Aim: Look for "ylabel" in each line of the entries, and return the matching lines.

Data provided:

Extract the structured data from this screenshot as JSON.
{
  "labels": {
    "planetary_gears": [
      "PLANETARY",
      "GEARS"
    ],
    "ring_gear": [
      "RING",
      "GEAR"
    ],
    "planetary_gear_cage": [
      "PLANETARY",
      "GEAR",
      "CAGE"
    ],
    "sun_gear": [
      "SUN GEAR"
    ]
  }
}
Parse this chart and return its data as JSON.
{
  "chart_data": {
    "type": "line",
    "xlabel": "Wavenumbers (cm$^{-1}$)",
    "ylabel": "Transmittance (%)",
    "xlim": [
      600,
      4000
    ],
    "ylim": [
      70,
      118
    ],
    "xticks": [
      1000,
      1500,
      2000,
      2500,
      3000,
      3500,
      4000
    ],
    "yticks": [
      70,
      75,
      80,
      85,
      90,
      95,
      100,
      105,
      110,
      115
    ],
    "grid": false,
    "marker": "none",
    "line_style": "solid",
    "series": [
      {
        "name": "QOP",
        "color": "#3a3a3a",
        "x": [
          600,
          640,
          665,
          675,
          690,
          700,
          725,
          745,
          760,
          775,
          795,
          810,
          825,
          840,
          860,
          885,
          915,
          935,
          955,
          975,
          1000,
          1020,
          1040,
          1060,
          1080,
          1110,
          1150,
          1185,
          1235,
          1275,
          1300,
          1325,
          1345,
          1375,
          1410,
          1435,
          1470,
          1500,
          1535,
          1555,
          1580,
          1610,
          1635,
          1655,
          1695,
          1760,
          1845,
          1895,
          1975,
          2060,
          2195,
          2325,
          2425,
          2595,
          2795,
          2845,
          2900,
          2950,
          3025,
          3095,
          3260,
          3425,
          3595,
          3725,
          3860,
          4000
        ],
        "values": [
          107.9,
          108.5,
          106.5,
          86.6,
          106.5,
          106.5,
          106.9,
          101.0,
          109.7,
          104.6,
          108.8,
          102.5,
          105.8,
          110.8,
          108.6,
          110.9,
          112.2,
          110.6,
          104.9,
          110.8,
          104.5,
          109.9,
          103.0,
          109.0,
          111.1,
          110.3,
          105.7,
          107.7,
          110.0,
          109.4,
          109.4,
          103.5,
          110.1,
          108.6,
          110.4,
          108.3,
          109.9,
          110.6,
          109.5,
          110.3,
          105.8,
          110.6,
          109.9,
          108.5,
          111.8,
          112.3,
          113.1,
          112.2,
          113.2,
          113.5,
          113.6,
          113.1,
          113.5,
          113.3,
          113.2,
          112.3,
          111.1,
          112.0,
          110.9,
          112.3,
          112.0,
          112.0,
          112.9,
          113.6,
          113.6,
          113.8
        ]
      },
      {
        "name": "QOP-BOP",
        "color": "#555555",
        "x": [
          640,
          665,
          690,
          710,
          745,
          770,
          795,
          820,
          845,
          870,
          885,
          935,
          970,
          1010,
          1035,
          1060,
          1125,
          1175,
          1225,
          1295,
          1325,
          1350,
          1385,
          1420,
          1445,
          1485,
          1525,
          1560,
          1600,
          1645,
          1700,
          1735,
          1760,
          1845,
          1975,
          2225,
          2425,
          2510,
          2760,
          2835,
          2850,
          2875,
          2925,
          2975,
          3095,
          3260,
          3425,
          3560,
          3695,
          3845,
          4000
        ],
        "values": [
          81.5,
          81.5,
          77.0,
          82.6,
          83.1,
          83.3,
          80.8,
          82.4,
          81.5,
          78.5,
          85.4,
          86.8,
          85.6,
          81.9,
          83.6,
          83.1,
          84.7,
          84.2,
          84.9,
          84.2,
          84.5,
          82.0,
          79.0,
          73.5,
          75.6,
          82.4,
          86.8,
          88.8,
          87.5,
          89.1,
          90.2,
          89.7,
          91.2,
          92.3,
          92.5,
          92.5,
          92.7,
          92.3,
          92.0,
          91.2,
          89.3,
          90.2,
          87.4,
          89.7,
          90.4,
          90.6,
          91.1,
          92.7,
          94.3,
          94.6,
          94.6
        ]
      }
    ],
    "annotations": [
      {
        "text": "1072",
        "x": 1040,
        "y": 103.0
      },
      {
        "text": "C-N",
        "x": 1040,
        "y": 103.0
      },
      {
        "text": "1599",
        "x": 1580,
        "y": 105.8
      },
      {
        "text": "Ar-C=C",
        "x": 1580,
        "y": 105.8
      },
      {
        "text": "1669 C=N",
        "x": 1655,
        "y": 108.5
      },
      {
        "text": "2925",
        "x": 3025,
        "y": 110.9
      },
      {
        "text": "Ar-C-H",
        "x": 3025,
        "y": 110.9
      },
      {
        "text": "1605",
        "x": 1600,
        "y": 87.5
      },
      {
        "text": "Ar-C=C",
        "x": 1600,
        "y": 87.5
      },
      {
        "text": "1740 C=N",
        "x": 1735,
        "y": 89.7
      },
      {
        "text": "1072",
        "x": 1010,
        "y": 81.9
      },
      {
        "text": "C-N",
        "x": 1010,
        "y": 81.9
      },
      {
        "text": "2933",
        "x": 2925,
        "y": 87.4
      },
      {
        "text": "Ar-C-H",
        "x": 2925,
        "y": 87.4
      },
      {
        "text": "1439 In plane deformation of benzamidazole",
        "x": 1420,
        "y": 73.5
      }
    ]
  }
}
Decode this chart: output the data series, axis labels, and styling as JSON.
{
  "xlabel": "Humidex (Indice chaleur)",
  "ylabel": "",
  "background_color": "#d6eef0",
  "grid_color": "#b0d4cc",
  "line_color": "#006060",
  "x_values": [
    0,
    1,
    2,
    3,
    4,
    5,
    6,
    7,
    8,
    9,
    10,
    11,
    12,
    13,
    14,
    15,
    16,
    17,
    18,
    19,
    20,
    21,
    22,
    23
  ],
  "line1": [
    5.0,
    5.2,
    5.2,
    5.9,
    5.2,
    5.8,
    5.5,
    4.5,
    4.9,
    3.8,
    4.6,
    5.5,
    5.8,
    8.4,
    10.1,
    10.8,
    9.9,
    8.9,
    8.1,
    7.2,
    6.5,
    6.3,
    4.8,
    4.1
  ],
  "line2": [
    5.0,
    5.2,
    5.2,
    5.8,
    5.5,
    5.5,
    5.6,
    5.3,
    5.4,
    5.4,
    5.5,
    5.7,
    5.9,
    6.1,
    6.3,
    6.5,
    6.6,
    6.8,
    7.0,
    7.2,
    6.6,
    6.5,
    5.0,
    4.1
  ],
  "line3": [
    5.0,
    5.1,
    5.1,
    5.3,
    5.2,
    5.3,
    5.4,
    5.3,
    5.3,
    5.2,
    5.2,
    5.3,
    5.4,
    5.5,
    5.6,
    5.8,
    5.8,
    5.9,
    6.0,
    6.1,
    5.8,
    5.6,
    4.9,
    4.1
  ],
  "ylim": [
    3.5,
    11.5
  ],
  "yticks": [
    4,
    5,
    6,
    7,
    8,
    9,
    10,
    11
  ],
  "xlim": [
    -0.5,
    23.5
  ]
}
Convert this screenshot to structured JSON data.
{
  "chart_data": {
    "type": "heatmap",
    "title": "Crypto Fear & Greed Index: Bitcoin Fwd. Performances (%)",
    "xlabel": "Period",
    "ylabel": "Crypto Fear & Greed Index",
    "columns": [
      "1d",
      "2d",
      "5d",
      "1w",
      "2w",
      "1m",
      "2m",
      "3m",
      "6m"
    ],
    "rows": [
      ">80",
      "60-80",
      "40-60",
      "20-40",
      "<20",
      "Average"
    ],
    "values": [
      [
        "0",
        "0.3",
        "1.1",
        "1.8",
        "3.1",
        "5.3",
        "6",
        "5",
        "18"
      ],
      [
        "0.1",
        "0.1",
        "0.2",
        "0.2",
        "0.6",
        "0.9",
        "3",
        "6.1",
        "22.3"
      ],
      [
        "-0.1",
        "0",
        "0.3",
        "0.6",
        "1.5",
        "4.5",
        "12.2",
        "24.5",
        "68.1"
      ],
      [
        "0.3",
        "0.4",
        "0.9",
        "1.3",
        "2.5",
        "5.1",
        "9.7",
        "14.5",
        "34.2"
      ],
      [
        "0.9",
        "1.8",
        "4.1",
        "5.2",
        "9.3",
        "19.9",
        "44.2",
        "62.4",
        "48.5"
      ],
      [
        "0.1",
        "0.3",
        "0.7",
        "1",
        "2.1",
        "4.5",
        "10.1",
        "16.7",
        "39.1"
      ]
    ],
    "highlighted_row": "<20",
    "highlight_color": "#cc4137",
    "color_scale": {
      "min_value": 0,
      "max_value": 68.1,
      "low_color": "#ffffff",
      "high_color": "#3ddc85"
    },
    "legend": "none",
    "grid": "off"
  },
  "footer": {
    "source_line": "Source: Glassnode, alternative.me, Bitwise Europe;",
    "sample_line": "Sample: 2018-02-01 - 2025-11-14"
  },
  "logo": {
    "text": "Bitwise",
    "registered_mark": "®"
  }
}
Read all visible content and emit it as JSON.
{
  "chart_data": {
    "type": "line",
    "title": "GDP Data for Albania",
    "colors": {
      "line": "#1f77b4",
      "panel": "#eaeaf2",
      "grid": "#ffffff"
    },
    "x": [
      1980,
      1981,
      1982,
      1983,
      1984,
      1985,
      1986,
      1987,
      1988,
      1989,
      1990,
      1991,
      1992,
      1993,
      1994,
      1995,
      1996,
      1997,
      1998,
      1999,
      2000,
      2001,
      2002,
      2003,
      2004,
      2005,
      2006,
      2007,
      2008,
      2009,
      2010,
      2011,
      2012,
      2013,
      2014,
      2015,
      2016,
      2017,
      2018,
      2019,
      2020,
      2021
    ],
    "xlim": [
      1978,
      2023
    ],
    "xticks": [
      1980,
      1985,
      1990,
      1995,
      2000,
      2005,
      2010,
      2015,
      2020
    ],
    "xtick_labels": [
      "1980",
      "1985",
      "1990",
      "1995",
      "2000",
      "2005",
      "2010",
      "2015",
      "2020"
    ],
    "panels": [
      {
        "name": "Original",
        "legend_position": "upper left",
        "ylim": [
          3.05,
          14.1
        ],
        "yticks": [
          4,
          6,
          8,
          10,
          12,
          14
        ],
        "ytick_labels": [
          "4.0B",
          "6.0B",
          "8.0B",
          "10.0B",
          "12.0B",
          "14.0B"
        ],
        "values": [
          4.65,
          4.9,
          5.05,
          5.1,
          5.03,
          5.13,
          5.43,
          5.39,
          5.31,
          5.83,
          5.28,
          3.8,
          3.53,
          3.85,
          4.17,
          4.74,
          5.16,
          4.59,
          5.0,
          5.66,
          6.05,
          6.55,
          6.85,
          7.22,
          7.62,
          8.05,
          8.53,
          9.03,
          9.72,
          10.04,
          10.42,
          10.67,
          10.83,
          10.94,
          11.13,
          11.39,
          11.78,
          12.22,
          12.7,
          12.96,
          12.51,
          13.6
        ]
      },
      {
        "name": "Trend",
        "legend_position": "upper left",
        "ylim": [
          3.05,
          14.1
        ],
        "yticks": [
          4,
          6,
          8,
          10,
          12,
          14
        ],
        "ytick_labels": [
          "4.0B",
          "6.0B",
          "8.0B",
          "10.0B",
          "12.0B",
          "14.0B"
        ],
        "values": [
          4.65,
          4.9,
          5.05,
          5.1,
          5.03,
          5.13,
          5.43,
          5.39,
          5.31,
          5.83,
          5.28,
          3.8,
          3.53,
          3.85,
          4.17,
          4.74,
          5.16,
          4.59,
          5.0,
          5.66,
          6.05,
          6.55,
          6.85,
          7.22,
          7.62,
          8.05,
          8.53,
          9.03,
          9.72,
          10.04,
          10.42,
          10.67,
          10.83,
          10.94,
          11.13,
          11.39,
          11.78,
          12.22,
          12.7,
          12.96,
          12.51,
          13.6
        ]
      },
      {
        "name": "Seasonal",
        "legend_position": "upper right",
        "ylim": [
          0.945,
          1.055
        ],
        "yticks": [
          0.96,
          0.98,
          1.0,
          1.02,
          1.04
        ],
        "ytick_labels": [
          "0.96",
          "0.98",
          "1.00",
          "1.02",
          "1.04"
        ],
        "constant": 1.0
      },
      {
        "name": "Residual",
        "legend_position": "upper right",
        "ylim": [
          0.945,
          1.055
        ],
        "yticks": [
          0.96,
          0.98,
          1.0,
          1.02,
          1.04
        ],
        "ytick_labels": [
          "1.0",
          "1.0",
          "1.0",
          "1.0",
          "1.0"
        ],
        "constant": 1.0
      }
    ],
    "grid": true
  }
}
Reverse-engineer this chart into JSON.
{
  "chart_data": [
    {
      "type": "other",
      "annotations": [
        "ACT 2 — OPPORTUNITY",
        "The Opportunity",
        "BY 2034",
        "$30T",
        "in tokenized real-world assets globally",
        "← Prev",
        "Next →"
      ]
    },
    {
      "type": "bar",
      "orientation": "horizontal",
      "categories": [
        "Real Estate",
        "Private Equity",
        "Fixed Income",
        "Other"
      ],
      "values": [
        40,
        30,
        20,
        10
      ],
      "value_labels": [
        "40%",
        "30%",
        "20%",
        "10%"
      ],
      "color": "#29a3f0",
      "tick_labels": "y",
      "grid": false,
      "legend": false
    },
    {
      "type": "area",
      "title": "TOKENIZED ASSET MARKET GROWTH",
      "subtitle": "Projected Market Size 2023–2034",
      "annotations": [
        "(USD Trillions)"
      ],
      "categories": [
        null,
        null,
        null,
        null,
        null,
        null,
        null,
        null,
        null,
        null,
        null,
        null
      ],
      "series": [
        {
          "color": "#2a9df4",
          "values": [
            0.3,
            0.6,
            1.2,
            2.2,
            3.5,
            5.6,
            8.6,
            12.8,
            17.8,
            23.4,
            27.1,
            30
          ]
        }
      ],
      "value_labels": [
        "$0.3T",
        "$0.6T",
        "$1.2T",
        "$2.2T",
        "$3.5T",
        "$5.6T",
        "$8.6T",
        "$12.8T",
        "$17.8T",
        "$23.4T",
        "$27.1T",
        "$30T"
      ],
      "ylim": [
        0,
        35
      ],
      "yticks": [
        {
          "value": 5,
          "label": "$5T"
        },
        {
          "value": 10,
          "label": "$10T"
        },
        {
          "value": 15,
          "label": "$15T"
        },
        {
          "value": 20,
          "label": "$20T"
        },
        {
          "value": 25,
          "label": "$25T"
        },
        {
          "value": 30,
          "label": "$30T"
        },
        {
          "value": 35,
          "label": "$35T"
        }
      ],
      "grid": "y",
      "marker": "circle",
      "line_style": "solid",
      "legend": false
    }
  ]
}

Result below:
    "ylabel": "Transmittance (%)",
  "ylabel": "",
    "ylabel": "Crypto Fear & Greed Index",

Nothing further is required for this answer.